* _STORED RECORDS_:
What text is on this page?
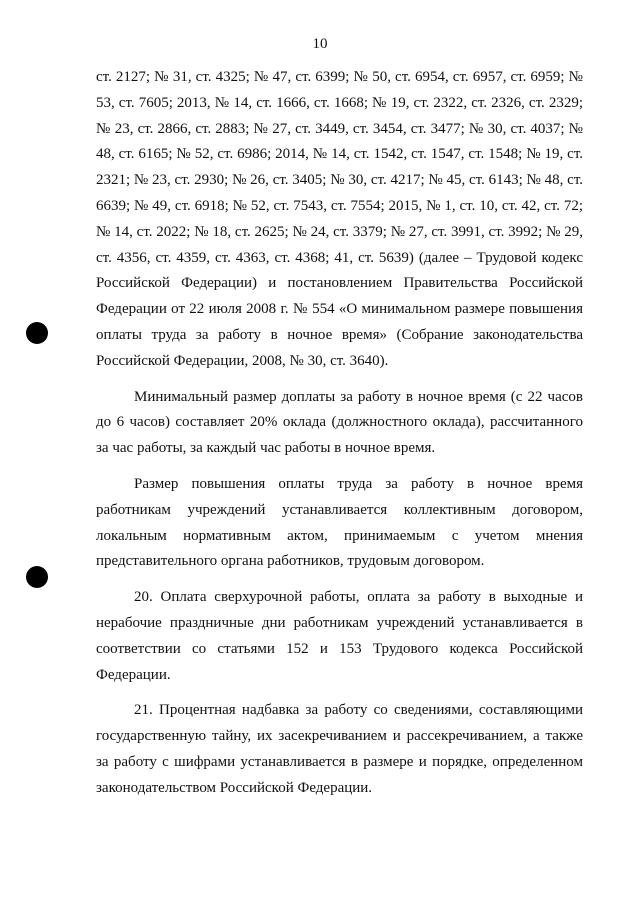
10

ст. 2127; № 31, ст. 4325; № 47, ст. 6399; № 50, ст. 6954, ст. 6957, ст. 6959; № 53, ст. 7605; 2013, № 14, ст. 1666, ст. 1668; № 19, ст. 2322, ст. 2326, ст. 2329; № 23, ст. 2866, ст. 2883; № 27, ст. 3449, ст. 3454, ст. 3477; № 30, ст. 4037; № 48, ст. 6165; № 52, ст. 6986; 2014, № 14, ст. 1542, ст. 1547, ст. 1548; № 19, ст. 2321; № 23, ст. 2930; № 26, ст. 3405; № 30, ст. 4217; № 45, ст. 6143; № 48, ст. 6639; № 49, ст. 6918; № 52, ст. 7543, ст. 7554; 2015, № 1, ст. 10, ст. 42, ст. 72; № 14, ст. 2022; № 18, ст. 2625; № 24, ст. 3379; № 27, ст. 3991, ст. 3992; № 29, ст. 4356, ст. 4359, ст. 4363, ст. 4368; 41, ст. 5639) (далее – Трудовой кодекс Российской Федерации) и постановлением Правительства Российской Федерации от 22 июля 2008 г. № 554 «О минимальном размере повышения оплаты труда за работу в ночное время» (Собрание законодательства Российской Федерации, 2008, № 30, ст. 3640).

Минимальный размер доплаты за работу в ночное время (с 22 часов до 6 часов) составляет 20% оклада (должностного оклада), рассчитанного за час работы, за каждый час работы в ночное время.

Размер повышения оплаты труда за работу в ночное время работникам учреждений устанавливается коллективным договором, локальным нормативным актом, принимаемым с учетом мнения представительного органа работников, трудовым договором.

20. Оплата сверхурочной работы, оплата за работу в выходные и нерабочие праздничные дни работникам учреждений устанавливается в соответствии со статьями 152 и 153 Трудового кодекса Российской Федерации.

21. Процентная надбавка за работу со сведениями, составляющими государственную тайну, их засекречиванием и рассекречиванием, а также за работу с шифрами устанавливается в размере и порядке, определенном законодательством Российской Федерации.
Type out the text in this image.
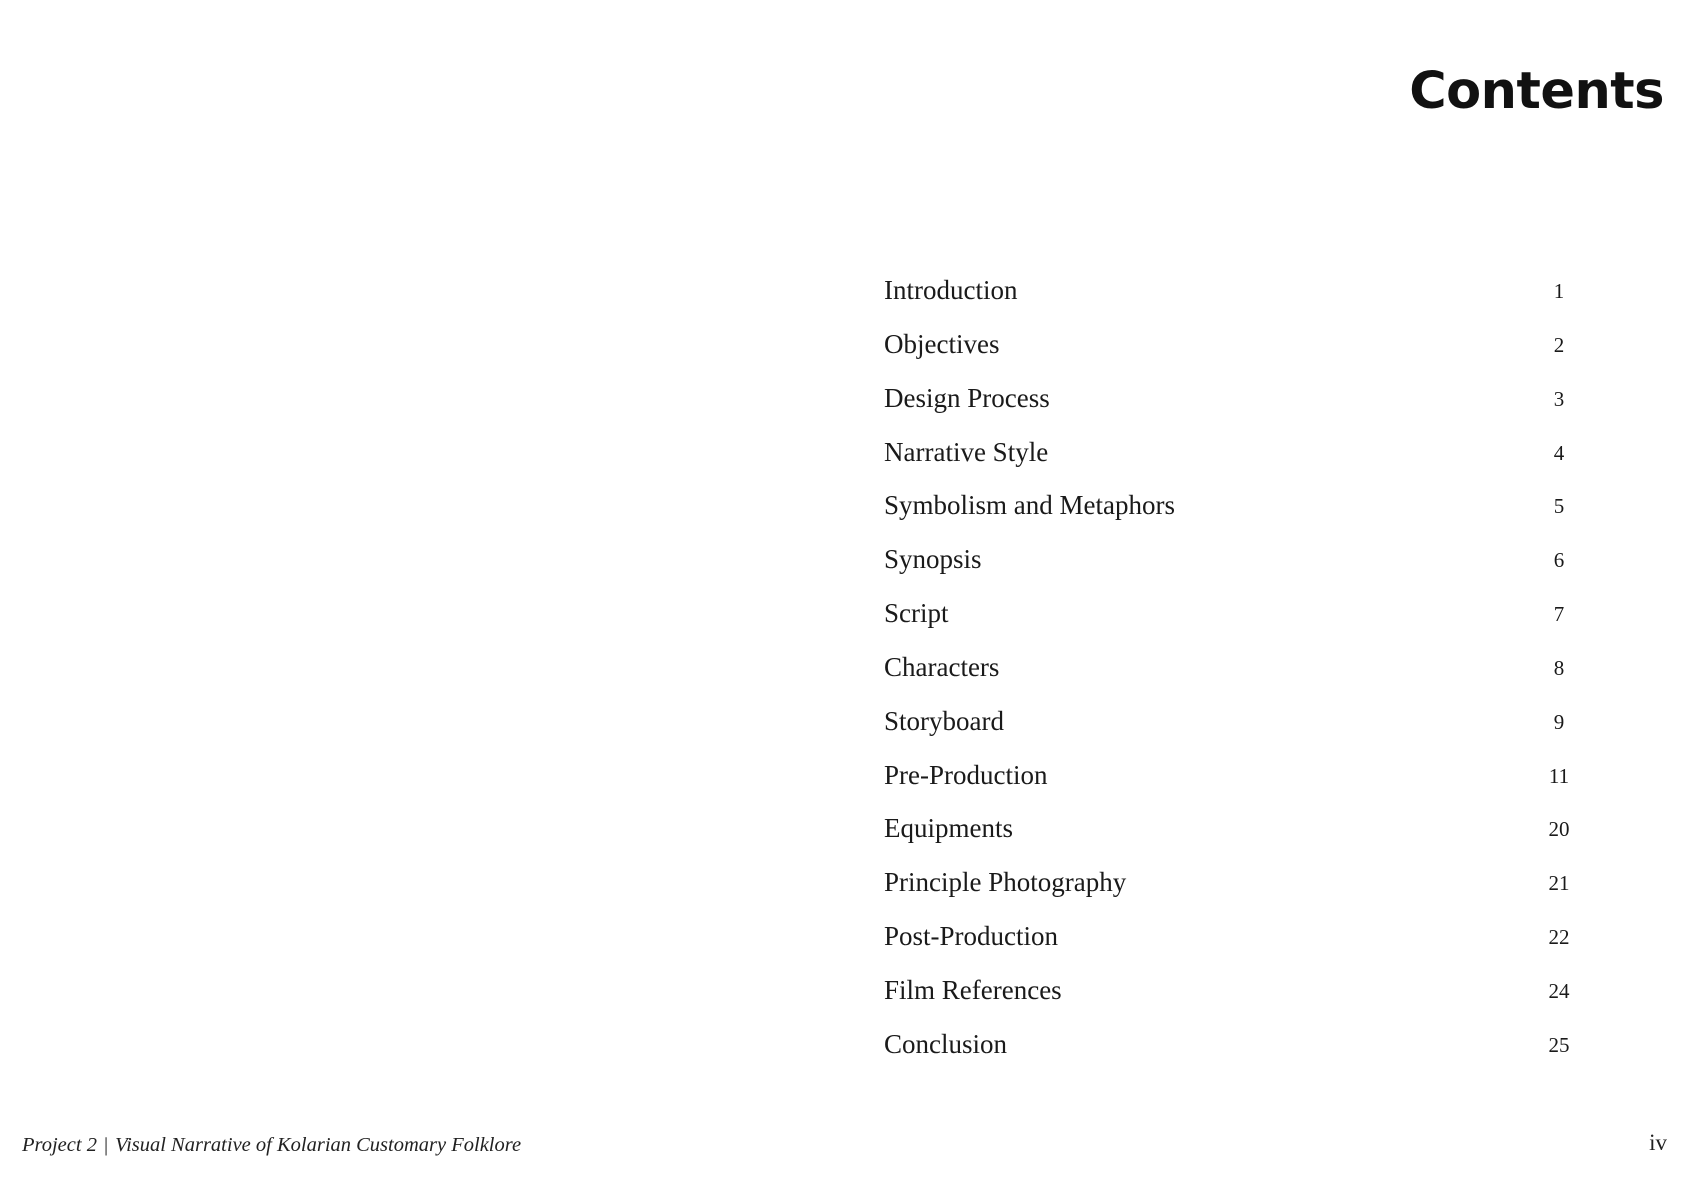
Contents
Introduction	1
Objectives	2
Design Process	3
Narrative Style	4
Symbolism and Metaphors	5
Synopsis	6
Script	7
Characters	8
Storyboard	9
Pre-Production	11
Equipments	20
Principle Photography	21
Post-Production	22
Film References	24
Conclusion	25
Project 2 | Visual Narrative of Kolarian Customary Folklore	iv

* _TASK DETAILS_: Nothing but the pictures may be dropped; output the records above exactly.

* _TASK RESPONSE_:
What text is on this page?
10

ст. 2127; № 31, ст. 4325; № 47, ст. 6399; № 50, ст. 6954, ст. 6957, ст. 6959; № 53, ст. 7605; 2013, № 14, ст. 1666, ст. 1668; № 19, ст. 2322, ст. 2326, ст. 2329; № 23, ст. 2866, ст. 2883; № 27, ст. 3449, ст. 3454, ст. 3477; № 30, ст. 4037; № 48, ст. 6165; № 52, ст. 6986; 2014, № 14, ст. 1542, ст. 1547, ст. 1548; № 19, ст. 2321; № 23, ст. 2930; № 26, ст. 3405; № 30, ст. 4217; № 45, ст. 6143; № 48, ст. 6639; № 49, ст. 6918; № 52, ст. 7543, ст. 7554; 2015, № 1, ст. 10, ст. 42, ст. 72; № 14, ст. 2022; № 18, ст. 2625; № 24, ст. 3379; № 27, ст. 3991, ст. 3992; № 29, ст. 4356, ст. 4359, ст. 4363, ст. 4368; 41, ст. 5639) (далее – Трудовой кодекс Российской Федерации) и постановлением Правительства Российской Федерации от 22 июля 2008 г. № 554 «О минимальном размере повышения оплаты труда за работу в ночное время» (Собрание законодательства Российской Федерации, 2008, № 30, ст. 3640).

Минимальный размер доплаты за работу в ночное время (с 22 часов до 6 часов) составляет 20% оклада (должностного оклада), рассчитанного за час работы, за каждый час работы в ночное время.

Размер повышения оплаты труда за работу в ночное время работникам учреждений устанавливается коллективным договором, локальным нормативным актом, принимаемым с учетом мнения представительного органа работников, трудовым договором.

20. Оплата сверхурочной работы, оплата за работу в выходные и нерабочие праздничные дни работникам учреждений устанавливается в соответствии со статьями 152 и 153 Трудового кодекса Российской Федерации.

21. Процентная надбавка за работу со сведениями, составляющими государственную тайну, их засекречиванием и рассекречиванием, а также за работу с шифрами устанавливается в размере и порядке, определенном законодательством Российской Федерации.
Type out the text in this image.
Contents
Introduction	1
Objectives	2
Design Process	3
Narrative Style	4
Symbolism and Metaphors	5
Synopsis	6
Script	7
Characters	8
Storyboard	9
Pre-Production	11
Equipments	20
Principle Photography	21
Post-Production	22
Film References	24
Conclusion	25
Project 2 | Visual Narrative of Kolarian Customary Folklore	iv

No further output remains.